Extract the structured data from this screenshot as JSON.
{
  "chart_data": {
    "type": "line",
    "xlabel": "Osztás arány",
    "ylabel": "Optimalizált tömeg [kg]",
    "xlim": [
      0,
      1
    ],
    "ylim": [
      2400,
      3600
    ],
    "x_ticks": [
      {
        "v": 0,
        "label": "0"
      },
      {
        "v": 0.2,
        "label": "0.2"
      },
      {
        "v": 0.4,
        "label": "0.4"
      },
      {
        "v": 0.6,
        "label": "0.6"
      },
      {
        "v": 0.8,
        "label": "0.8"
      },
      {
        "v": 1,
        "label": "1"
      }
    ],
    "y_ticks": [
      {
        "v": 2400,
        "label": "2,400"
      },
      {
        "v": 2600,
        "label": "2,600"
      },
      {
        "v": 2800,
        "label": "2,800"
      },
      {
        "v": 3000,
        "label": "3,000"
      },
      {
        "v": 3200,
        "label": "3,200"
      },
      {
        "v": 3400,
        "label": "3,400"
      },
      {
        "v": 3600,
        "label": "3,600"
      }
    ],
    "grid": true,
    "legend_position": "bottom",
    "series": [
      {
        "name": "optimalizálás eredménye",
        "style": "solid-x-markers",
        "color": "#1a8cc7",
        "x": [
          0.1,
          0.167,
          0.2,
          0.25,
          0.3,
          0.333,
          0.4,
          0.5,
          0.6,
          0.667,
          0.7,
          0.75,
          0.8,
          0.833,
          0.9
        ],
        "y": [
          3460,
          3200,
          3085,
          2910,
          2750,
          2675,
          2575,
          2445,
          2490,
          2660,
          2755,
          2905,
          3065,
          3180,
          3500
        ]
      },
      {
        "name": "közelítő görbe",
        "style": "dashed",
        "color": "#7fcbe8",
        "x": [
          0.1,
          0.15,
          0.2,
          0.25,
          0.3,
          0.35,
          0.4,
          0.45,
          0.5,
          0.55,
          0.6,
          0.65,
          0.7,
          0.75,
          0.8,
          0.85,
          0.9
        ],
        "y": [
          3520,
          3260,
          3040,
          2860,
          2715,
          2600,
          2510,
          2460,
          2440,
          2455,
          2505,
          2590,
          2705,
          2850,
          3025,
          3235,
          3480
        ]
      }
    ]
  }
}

━━━━

■ **AIM OF THE TASK**
Reproduce every line above without error.

■ **RESPONSE FOR THIS EXERCISE**
Extract the structured data from this screenshot as JSON.
{
  "chart_data": {
    "type": "line",
    "xlabel": "Osztás arány",
    "ylabel": "Optimalizált tömeg [kg]",
    "xlim": [
      0,
      1
    ],
    "ylim": [
      2400,
      3600
    ],
    "x_ticks": [
      {
        "v": 0,
        "label": "0"
      },
      {
        "v": 0.2,
        "label": "0.2"
      },
      {
        "v": 0.4,
        "label": "0.4"
      },
      {
        "v": 0.6,
        "label": "0.6"
      },
      {
        "v": 0.8,
        "label": "0.8"
      },
      {
        "v": 1,
        "label": "1"
      }
    ],
    "y_ticks": [
      {
        "v": 2400,
        "label": "2,400"
      },
      {
        "v": 2600,
        "label": "2,600"
      },
      {
        "v": 2800,
        "label": "2,800"
      },
      {
        "v": 3000,
        "label": "3,000"
      },
      {
        "v": 3200,
        "label": "3,200"
      },
      {
        "v": 3400,
        "label": "3,400"
      },
      {
        "v": 3600,
        "label": "3,600"
      }
    ],
    "grid": true,
    "legend_position": "bottom",
    "series": [
      {
        "name": "optimalizálás eredménye",
        "style": "solid-x-markers",
        "color": "#1a8cc7",
        "x": [
          0.1,
          0.167,
          0.2,
          0.25,
          0.3,
          0.333,
          0.4,
          0.5,
          0.6,
          0.667,
          0.7,
          0.75,
          0.8,
          0.833,
          0.9
        ],
        "y": [
          3460,
          3200,
          3085,
          2910,
          2750,
          2675,
          2575,
          2445,
          2490,
          2660,
          2755,
          2905,
          3065,
          3180,
          3500
        ]
      },
      {
        "name": "közelítő görbe",
        "style": "dashed",
        "color": "#7fcbe8",
        "x": [
          0.1,
          0.15,
          0.2,
          0.25,
          0.3,
          0.35,
          0.4,
          0.45,
          0.5,
          0.55,
          0.6,
          0.65,
          0.7,
          0.75,
          0.8,
          0.85,
          0.9
        ],
        "y": [
          3520,
          3260,
          3040,
          2860,
          2715,
          2600,
          2510,
          2460,
          2440,
          2455,
          2505,
          2590,
          2705,
          2850,
          3025,
          3235,
          3480
        ]
      }
    ]
  }
}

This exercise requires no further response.